(RECORDS FOR PROCESSING)
※
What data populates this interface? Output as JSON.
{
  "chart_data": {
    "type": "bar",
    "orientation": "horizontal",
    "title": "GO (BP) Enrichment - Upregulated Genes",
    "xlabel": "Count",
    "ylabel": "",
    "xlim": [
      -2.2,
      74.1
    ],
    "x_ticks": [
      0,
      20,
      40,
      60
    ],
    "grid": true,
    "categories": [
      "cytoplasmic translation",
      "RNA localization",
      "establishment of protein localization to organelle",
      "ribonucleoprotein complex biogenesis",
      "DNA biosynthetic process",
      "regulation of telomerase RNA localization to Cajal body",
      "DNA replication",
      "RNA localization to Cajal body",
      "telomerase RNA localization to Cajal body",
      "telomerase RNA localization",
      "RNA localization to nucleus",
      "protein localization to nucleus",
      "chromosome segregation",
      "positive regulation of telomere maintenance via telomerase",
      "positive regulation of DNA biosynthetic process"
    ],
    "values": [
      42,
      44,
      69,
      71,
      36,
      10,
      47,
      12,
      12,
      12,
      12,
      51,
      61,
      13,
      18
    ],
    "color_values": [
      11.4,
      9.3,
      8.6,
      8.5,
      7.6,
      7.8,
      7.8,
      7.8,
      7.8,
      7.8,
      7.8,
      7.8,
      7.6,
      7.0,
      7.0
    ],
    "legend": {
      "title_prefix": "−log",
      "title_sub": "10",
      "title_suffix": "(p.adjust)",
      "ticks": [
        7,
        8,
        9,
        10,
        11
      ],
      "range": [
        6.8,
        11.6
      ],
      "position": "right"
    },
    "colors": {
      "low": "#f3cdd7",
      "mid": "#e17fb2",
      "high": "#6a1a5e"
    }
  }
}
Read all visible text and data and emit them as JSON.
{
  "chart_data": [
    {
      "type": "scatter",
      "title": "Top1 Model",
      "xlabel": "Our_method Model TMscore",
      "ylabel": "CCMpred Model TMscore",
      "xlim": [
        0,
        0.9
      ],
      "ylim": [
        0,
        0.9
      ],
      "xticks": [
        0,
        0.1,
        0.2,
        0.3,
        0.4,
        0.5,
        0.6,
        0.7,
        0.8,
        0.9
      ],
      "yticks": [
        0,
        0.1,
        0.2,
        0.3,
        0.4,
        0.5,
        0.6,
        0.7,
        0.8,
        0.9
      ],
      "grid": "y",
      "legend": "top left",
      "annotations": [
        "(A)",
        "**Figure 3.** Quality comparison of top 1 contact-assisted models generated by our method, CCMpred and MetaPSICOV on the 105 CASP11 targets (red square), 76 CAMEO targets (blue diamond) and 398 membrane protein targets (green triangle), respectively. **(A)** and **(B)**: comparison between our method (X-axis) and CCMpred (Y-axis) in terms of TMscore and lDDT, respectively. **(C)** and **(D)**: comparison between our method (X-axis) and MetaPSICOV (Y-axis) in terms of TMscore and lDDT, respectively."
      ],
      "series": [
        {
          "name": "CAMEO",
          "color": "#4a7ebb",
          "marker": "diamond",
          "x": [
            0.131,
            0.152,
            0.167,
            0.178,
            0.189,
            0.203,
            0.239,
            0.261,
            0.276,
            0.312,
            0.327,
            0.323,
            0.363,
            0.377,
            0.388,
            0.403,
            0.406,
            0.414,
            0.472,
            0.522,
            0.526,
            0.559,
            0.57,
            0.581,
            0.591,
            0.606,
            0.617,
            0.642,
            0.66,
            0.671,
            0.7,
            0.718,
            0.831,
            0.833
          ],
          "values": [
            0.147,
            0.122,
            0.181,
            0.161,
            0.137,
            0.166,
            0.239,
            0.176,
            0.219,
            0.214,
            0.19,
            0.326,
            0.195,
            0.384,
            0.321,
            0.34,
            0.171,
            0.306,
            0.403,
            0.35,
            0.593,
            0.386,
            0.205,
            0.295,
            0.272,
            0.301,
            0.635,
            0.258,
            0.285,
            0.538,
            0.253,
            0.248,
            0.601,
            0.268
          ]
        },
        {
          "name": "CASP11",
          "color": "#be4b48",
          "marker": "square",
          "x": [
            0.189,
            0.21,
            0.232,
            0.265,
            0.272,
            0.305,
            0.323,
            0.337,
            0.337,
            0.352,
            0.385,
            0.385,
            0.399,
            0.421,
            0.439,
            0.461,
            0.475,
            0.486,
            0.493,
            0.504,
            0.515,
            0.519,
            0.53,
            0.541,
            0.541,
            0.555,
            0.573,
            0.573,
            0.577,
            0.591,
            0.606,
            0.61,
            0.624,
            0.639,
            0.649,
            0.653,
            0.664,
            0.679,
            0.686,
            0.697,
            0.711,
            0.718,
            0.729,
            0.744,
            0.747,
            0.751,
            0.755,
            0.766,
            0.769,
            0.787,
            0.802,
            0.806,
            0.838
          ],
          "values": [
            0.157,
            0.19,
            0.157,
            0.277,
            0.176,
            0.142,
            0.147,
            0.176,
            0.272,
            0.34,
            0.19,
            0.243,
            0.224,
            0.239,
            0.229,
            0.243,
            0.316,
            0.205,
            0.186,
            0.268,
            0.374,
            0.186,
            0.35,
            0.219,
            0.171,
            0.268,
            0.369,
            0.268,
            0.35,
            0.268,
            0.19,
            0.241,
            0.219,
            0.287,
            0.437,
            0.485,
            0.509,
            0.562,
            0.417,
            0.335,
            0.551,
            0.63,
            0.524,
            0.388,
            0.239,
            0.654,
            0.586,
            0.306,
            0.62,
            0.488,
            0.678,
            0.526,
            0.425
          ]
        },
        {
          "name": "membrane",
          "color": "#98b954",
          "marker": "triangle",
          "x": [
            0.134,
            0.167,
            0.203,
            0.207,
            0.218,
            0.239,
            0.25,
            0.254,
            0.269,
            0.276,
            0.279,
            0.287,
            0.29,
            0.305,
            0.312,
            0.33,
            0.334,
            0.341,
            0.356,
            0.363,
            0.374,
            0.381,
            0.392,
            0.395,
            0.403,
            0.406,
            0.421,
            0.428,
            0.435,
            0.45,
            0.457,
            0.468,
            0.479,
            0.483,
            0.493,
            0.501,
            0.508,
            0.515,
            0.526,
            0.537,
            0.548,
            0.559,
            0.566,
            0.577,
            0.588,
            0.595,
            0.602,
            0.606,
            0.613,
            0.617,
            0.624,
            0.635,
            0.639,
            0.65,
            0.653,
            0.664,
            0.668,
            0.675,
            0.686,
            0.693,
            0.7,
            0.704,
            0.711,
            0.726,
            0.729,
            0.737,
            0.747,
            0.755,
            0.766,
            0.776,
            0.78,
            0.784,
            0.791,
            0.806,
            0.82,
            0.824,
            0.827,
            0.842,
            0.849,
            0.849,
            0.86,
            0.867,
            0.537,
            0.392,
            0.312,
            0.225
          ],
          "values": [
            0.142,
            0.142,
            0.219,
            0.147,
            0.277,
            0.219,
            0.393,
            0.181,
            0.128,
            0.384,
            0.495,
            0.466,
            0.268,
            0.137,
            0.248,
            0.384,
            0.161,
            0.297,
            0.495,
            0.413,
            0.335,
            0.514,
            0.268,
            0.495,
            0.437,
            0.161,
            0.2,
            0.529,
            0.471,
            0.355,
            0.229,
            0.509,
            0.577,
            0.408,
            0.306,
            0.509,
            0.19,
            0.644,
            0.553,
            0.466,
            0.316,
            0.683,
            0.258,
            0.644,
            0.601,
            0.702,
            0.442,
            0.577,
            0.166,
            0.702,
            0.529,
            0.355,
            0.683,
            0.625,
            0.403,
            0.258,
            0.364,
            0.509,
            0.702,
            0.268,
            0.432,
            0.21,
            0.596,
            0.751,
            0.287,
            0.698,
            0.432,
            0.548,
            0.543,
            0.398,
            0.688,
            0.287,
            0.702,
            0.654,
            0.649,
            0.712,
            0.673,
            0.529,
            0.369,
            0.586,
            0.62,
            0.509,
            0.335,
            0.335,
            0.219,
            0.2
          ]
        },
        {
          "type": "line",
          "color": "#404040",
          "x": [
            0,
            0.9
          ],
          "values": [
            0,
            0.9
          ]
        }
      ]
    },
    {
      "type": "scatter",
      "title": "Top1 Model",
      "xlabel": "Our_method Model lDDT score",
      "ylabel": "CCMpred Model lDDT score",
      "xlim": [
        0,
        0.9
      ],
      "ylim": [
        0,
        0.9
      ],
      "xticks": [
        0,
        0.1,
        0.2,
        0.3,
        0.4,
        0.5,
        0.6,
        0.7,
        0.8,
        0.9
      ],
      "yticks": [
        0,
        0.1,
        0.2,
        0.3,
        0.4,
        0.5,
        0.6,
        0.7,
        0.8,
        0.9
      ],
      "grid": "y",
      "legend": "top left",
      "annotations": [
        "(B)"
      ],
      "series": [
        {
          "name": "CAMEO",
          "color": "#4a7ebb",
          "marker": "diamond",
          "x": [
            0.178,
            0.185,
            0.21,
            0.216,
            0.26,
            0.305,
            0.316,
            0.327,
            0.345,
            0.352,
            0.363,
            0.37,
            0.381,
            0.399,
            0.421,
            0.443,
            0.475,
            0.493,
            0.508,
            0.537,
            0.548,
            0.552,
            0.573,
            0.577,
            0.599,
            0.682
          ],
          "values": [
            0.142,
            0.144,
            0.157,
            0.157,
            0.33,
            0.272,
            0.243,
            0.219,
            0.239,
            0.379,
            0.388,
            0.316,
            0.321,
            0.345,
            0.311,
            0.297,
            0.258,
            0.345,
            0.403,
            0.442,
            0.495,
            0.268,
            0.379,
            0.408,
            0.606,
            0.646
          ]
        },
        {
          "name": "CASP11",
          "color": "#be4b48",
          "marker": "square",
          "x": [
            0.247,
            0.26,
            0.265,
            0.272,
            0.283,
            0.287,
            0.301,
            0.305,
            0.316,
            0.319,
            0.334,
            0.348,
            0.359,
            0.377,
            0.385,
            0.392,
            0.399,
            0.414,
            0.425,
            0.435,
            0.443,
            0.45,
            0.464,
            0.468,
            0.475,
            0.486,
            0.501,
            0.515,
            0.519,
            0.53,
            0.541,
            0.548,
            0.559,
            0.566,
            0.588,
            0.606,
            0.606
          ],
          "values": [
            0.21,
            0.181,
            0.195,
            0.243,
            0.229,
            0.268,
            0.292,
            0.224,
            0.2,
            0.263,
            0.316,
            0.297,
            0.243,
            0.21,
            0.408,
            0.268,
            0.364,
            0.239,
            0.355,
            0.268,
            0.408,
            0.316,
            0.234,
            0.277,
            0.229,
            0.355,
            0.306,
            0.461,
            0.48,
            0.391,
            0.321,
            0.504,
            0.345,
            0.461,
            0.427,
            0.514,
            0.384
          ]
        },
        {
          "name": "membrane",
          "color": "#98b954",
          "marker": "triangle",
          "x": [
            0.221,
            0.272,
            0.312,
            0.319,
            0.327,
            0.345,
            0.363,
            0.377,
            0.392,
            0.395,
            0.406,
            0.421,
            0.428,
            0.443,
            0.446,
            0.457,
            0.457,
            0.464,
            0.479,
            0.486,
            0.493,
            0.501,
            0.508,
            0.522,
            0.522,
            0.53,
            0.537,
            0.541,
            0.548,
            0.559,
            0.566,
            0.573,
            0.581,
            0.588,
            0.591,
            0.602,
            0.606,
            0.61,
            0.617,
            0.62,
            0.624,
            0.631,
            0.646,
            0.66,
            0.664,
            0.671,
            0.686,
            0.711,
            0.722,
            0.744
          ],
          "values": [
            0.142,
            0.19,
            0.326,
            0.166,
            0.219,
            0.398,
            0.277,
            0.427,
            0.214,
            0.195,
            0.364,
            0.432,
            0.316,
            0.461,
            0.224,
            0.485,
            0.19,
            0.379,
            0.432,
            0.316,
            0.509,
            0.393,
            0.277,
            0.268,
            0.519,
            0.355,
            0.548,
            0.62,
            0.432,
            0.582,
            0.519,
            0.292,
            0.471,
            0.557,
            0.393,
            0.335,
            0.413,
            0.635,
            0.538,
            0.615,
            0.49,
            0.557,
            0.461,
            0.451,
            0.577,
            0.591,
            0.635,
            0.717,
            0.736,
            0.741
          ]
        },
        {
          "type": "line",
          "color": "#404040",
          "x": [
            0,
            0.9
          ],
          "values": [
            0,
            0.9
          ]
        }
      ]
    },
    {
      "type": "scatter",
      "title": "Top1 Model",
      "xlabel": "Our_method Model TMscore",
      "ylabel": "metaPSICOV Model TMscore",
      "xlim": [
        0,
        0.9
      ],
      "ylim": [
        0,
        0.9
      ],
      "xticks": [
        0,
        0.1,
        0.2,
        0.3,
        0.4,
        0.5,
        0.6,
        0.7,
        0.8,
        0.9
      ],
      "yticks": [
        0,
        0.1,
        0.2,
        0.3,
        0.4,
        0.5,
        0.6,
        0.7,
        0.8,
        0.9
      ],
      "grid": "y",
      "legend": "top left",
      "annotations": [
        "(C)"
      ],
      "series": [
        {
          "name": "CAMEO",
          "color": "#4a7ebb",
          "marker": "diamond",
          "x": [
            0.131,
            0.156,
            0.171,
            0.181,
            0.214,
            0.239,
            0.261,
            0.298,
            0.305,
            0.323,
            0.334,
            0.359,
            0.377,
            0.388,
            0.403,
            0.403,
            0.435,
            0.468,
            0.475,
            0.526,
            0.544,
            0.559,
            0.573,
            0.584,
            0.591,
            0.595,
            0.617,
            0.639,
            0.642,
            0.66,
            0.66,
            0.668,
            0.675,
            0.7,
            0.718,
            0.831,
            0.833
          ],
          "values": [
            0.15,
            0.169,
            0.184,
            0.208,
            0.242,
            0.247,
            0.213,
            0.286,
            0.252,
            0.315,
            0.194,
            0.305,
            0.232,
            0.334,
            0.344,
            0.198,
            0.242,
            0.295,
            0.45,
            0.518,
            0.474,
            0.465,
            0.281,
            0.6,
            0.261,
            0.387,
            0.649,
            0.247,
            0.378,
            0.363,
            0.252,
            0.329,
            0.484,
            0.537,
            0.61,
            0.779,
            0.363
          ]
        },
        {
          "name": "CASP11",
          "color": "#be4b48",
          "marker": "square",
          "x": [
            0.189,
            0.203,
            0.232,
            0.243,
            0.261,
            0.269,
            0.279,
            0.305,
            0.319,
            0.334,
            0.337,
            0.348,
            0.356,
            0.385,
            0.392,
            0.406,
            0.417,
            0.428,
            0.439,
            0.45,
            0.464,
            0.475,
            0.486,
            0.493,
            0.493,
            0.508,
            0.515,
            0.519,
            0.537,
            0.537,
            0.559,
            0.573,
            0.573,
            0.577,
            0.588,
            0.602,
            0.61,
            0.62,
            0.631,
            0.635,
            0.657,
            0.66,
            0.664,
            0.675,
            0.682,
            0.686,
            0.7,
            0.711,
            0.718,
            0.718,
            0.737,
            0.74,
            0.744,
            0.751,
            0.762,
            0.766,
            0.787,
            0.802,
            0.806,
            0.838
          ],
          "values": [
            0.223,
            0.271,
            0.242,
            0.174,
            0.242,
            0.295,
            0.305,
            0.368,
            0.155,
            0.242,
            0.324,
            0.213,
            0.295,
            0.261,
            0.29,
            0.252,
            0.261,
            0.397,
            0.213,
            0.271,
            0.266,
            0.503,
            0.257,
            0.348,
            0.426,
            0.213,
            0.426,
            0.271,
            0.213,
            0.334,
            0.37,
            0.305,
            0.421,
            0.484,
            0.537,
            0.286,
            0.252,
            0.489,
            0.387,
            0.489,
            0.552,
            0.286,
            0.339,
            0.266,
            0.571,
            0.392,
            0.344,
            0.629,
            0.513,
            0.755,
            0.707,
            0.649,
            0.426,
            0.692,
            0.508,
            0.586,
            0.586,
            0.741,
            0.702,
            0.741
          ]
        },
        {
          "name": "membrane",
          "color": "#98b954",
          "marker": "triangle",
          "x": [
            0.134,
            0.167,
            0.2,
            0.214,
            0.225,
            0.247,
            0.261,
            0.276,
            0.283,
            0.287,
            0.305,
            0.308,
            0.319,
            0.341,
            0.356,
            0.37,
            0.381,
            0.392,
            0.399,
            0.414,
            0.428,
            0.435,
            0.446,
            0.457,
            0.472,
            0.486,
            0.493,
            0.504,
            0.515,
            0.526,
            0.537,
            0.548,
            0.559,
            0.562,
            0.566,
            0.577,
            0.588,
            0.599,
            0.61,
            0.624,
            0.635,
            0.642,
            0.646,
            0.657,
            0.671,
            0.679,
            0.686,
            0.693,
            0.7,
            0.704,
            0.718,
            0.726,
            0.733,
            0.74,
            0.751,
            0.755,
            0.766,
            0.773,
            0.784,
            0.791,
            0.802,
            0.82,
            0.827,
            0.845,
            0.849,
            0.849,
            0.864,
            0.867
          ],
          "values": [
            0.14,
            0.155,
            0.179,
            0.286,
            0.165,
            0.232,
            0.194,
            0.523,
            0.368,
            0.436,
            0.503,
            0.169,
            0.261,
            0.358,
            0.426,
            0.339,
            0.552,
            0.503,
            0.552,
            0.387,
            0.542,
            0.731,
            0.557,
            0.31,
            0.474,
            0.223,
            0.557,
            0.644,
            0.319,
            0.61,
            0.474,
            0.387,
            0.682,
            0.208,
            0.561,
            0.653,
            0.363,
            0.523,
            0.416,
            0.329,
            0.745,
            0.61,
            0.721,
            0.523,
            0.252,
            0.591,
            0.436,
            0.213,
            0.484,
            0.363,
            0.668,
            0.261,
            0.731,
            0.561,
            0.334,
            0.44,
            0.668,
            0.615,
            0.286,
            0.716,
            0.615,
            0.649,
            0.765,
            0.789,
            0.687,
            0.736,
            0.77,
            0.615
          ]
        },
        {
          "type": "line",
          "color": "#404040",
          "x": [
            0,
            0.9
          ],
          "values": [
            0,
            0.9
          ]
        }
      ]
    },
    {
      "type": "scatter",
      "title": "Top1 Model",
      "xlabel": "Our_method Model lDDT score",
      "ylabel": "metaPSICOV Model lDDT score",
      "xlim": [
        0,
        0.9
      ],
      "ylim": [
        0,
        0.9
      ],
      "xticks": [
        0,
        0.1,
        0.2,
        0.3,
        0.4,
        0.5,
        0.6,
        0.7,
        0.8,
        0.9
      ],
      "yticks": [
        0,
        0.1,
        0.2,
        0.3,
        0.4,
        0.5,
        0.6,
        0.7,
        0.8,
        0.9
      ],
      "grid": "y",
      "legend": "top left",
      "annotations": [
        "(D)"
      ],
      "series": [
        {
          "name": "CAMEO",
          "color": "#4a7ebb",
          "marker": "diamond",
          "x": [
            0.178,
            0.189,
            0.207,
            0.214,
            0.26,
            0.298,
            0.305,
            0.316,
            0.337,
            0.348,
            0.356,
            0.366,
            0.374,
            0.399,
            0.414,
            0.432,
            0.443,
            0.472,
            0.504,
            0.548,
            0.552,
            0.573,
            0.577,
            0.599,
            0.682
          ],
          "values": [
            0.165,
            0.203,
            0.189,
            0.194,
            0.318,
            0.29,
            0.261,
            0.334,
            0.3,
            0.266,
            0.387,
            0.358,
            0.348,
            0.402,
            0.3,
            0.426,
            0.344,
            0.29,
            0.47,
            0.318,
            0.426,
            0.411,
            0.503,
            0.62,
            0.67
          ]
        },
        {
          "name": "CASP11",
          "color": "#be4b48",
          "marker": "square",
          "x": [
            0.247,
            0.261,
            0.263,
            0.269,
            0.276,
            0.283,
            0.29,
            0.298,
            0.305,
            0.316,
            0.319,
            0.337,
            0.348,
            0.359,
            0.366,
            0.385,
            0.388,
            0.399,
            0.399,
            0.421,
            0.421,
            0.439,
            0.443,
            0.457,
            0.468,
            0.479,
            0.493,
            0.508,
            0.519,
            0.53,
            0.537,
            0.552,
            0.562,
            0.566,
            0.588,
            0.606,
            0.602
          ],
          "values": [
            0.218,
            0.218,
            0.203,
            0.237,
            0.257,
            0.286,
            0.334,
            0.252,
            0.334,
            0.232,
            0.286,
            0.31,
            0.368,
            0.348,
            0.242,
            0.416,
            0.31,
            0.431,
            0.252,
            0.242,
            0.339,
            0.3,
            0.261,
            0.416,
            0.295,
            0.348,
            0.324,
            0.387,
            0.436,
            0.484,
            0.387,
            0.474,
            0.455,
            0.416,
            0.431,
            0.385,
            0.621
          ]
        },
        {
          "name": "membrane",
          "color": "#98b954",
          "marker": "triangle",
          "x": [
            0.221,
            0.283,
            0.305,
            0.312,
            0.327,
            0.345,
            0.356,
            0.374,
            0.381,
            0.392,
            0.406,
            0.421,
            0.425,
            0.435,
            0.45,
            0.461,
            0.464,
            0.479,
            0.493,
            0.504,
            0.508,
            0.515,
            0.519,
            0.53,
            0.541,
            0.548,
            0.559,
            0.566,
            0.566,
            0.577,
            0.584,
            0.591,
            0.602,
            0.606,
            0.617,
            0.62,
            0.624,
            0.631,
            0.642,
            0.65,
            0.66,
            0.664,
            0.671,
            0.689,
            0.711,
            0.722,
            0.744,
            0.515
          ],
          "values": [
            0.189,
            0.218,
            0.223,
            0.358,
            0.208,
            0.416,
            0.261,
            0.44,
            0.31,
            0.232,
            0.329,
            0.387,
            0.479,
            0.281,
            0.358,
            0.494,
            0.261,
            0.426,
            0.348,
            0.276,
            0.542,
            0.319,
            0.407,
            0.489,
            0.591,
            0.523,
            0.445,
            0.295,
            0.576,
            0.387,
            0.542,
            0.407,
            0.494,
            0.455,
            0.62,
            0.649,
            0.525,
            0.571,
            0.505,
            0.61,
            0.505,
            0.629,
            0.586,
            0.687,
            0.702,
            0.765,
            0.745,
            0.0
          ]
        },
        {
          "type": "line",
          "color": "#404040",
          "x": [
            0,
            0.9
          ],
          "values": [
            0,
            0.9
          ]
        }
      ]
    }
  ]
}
※
(WHAT THIS TASK INVOLVES)
Take each line above that holds the string "CCMpred" and copy it.

(FINAL ANSWER)
      "ylabel": "CCMpred Model TMscore",
        "**Figure 3.** Quality comparison of top 1 contact-assisted models generated by our method, CCMpred and MetaPSICOV on the 105 CASP11 targets (red square), 76 CAMEO targets (blue diamond) and 398 membrane protein targets (green triangle), respectively. **(A)** and **(B)**: comparison between our method (X-axis) and CCMpred (Y-axis) in terms of TMscore and lDDT, respectively. **(C)** and **(D)**: comparison between our method (X-axis) and MetaPSICOV (Y-axis) in terms of TMscore and lDDT, respectively."
      "ylabel": "CCMpred Model lDDT score",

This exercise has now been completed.